Mary Jane Fiesta Viloso 1

Jakarta (Metrobali.com)-

Nama Mary Jane Fiesta Veloso menjelang eksekusi mati tahap kedua pada akhir April 2015 sontak menjadi perbincangan dunia internasional, khususnya di Indonesia dan Filipina.

Pasalnya, menjelang detik-detik akhir nyawanya tercabut oleh regu tembak bersama delapan terpidana mati lainnya, eksekusi itu ditunda.

Penundaan itu disambut sujud syukur oleh sejumlah aktivis buruh tenaga kerja yang simpati atas nasib Mary Jane yang diduga menjadi korban perdagangan manusia. Di sisi lainnya, ada yang mengecam atas penundaan itu karena menduga adanya tekanan dari pihak lain.

Penundaan itu tidak lain atas munculnya pengakuan pelaku perdagangan manusia di negara tetangga Indonesia itu bahwa Mary Jane merupakan korban atas kelakuannya.

• BARIS DAFTAR:
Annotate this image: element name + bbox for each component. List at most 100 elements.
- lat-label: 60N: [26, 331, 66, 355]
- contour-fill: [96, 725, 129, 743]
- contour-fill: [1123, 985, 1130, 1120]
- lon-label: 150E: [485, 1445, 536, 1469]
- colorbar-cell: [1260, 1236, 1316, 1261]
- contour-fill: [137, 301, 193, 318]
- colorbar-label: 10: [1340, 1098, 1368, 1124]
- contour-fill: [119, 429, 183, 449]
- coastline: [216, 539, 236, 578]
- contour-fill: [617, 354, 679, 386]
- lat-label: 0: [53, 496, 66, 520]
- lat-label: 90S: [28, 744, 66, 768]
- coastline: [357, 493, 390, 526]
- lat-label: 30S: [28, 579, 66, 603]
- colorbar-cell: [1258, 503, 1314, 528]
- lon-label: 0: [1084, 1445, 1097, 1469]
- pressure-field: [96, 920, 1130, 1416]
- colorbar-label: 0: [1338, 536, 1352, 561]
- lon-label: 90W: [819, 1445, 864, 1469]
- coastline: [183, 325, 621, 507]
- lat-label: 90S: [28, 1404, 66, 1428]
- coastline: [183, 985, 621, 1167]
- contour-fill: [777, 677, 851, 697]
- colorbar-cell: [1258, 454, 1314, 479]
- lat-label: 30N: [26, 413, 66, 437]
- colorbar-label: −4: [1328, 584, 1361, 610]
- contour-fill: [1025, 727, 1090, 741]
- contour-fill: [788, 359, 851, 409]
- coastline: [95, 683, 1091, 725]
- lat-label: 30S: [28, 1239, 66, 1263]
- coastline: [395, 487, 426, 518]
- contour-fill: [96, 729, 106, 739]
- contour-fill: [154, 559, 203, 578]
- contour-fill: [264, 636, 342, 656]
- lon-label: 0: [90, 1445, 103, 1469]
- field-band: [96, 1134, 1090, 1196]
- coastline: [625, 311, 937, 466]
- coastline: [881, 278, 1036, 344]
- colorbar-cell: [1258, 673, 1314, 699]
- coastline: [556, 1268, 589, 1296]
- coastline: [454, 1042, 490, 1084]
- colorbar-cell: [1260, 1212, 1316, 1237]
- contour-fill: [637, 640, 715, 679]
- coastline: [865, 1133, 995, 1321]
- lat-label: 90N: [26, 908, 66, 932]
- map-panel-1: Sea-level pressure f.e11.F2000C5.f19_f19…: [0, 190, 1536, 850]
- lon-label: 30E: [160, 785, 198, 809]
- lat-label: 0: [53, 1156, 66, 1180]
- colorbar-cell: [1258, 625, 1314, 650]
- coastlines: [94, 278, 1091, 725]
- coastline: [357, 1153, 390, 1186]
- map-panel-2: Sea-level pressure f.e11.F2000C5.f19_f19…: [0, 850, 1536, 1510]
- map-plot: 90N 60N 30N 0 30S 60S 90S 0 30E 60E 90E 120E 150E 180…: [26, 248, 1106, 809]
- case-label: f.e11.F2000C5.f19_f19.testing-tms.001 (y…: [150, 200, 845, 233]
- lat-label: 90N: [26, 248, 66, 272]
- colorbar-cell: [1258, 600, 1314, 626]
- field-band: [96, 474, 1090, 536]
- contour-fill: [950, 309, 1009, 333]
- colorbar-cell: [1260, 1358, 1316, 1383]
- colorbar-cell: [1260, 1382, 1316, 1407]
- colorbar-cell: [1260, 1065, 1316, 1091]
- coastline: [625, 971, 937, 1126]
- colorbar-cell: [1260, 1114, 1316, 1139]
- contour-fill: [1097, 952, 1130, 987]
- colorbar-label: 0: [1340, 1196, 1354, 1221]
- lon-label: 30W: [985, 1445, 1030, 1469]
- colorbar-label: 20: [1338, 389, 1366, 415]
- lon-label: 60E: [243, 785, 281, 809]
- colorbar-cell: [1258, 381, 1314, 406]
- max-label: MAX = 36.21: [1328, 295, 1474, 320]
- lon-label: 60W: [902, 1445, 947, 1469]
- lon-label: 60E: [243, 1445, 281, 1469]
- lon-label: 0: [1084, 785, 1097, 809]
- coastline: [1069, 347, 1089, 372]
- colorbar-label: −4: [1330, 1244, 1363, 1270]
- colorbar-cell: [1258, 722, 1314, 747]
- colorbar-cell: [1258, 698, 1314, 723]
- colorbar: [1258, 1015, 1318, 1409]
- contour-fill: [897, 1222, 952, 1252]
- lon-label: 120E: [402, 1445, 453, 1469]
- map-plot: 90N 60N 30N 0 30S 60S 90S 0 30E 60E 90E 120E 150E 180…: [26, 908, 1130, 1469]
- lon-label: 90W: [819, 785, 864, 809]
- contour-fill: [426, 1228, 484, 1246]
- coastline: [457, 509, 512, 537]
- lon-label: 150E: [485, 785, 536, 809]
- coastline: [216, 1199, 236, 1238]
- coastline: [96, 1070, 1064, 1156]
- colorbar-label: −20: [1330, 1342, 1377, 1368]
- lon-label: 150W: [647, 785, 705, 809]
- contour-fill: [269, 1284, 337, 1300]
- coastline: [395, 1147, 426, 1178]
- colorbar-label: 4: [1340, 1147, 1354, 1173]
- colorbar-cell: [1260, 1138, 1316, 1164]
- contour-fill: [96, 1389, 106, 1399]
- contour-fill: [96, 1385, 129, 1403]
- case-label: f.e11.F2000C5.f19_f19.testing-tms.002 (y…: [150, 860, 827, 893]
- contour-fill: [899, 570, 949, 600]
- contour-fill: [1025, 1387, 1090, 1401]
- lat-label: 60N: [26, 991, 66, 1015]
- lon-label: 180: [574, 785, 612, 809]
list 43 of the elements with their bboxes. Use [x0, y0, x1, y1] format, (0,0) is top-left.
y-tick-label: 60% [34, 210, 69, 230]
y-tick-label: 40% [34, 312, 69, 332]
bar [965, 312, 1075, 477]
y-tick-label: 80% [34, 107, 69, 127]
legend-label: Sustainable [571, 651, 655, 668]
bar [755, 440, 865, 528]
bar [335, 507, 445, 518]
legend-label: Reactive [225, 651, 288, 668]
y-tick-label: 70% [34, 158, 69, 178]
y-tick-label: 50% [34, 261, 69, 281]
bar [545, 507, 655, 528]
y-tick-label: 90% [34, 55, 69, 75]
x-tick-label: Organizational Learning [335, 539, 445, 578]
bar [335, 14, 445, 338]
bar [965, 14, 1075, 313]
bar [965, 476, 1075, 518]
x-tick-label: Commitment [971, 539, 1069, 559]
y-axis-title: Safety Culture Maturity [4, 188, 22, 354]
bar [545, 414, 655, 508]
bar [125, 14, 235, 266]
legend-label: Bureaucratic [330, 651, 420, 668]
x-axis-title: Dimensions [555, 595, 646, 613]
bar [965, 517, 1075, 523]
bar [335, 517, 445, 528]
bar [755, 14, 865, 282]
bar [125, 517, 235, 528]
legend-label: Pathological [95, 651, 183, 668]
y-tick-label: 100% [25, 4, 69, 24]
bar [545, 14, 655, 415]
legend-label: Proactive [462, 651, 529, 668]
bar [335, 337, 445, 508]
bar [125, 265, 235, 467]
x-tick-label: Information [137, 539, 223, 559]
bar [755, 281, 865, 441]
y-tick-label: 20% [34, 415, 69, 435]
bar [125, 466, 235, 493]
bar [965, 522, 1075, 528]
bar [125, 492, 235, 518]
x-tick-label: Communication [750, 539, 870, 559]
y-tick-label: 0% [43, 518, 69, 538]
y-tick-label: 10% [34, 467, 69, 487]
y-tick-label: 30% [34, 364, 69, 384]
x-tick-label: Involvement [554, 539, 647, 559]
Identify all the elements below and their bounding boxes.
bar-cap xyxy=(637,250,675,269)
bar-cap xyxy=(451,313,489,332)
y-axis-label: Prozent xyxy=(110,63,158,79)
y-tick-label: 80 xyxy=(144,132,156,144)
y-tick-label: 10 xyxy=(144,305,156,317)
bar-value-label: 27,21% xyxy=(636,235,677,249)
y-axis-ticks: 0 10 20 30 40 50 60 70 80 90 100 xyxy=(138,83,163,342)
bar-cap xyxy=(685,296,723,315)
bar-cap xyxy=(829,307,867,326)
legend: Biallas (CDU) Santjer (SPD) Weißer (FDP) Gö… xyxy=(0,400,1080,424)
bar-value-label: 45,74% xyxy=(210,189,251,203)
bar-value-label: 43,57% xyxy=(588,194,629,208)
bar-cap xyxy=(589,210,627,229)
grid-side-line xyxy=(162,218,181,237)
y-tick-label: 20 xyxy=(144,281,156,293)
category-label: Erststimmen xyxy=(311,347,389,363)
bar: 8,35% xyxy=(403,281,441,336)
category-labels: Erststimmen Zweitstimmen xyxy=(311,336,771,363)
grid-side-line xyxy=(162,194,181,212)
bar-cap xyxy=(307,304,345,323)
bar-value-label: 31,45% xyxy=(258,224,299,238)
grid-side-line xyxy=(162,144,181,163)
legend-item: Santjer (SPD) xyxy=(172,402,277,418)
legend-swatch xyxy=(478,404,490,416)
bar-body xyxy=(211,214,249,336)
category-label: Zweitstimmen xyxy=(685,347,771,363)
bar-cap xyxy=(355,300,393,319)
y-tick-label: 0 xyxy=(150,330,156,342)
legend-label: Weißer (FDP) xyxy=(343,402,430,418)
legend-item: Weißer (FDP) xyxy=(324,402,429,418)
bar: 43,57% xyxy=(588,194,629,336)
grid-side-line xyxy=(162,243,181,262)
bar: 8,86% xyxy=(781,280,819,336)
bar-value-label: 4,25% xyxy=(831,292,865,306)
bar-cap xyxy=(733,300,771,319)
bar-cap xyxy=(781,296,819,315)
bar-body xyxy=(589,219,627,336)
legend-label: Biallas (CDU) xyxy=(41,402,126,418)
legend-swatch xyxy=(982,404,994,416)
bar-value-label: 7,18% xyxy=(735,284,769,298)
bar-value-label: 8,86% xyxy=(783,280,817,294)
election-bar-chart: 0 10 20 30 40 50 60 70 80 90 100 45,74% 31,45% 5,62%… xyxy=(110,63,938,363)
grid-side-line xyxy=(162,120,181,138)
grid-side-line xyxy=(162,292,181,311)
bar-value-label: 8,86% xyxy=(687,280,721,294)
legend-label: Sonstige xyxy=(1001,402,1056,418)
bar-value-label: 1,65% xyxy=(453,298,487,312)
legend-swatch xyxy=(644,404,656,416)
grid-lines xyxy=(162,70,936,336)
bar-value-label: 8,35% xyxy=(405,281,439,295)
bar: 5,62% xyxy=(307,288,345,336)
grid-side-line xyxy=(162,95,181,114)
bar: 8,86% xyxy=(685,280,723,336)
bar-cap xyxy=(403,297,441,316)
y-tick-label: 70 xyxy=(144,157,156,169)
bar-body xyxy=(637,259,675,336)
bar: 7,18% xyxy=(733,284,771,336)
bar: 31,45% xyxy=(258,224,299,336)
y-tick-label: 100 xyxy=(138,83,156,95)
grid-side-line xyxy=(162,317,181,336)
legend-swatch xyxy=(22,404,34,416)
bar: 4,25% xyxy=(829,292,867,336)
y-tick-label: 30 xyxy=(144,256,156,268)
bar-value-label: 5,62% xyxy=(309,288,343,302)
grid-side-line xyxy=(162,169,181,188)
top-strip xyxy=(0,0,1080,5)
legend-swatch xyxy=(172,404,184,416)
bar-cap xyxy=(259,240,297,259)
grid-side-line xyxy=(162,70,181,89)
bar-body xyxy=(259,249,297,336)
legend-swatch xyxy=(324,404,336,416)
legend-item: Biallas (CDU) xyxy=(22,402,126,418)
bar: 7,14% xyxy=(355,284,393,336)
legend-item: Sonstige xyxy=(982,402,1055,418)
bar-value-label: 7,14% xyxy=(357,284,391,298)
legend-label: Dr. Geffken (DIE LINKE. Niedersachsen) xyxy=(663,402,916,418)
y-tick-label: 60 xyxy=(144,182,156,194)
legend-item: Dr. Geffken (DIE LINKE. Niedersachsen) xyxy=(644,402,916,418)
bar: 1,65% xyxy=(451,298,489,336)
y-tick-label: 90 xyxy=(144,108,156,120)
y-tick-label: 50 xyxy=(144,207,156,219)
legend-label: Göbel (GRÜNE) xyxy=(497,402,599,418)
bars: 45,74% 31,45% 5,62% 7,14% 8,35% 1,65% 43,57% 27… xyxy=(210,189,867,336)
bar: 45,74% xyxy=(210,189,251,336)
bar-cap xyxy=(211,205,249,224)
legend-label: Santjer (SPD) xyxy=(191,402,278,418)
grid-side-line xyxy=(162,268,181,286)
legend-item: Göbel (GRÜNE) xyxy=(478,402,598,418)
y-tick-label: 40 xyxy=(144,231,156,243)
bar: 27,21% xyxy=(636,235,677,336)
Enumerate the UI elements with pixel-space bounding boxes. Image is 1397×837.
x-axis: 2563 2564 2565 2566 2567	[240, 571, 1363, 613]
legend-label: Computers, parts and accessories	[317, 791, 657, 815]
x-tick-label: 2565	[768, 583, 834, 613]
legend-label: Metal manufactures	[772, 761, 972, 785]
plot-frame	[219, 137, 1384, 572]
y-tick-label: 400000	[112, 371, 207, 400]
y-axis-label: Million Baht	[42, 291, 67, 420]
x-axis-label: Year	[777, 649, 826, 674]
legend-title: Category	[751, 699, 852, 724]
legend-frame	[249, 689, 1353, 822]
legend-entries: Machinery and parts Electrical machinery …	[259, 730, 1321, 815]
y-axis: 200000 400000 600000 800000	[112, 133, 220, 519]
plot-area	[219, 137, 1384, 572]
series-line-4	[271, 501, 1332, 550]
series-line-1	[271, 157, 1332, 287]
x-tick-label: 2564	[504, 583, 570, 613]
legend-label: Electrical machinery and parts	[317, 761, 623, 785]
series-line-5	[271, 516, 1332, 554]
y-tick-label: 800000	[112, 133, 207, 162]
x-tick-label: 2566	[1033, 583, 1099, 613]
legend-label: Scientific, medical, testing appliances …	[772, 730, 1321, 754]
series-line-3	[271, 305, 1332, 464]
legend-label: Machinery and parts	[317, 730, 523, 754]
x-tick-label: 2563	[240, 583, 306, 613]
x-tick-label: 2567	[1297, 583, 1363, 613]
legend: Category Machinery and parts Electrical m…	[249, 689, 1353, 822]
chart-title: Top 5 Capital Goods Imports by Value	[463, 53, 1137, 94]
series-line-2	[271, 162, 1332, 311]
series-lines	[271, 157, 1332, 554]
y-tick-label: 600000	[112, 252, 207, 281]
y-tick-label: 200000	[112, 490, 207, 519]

• SOAL LATIHAN:
a – Tentukan apakah setiap pernyataan berikut sesuai dengan berita tentang Mary Jane Fiesta Veloso: (i) Eksekusi Mary Jane ditunda. (ii) Mary Jane dijadwalkan dieksekusi bersama sepuluh terpidana mati lainnya. (iii) Semua pihak menyambut penundaan itu dengan gembira. Jawab ya atau tidak untuk masing-masing, lalu kutip kata-kata teks yang menentukannya.
b – Salin ulang baris-baris daftar, mulai dari baris pertama daftar dan berhenti setelah baris yang memuat "- colorbar-label: −4: [1328, 584, 1361, 610]".
Teks dan daftar berdiri sendiri tanpa hubungan satu sama lain.

• JAWABAN PER SOAL:
a –
(i) Ya: "eksekusi itu ditunda."
(ii) Tidak: "bersama delapan terpidana mati lainnya"
(iii) Tidak: "Di sisi lainnya, ada yang mengecam atas penundaan itu karena menduga adanya tekanan dari pihak lain."

b –
Annotate this image: element name + bbox for each component. List at most 100 elements.
- lat-label: 60N: [26, 331, 66, 355]
- contour-fill: [96, 725, 129, 743]
- contour-fill: [1123, 985, 1130, 1120]
- lon-label: 150E: [485, 1445, 536, 1469]
- colorbar-cell: [1260, 1236, 1316, 1261]
- contour-fill: [137, 301, 193, 318]
- colorbar-label: 10: [1340, 1098, 1368, 1124]
- contour-fill: [119, 429, 183, 449]
- coastline: [216, 539, 236, 578]
- contour-fill: [617, 354, 679, 386]
- lat-label: 0: [53, 496, 66, 520]
- lat-label: 90S: [28, 744, 66, 768]
- coastline: [357, 493, 390, 526]
- lat-label: 30S: [28, 579, 66, 603]
- colorbar-cell: [1258, 503, 1314, 528]
- lon-label: 0: [1084, 1445, 1097, 1469]
- pressure-field: [96, 920, 1130, 1416]
- colorbar-label: 0: [1338, 536, 1352, 561]
- lon-label: 90W: [819, 1445, 864, 1469]
- coastline: [183, 325, 621, 507]
- lat-label: 90S: [28, 1404, 66, 1428]
- coastline: [183, 985, 621, 1167]
- contour-fill: [777, 677, 851, 697]
- colorbar-cell: [1258, 454, 1314, 479]
- lat-label: 30N: [26, 413, 66, 437]
- colorbar-label: −4: [1328, 584, 1361, 610]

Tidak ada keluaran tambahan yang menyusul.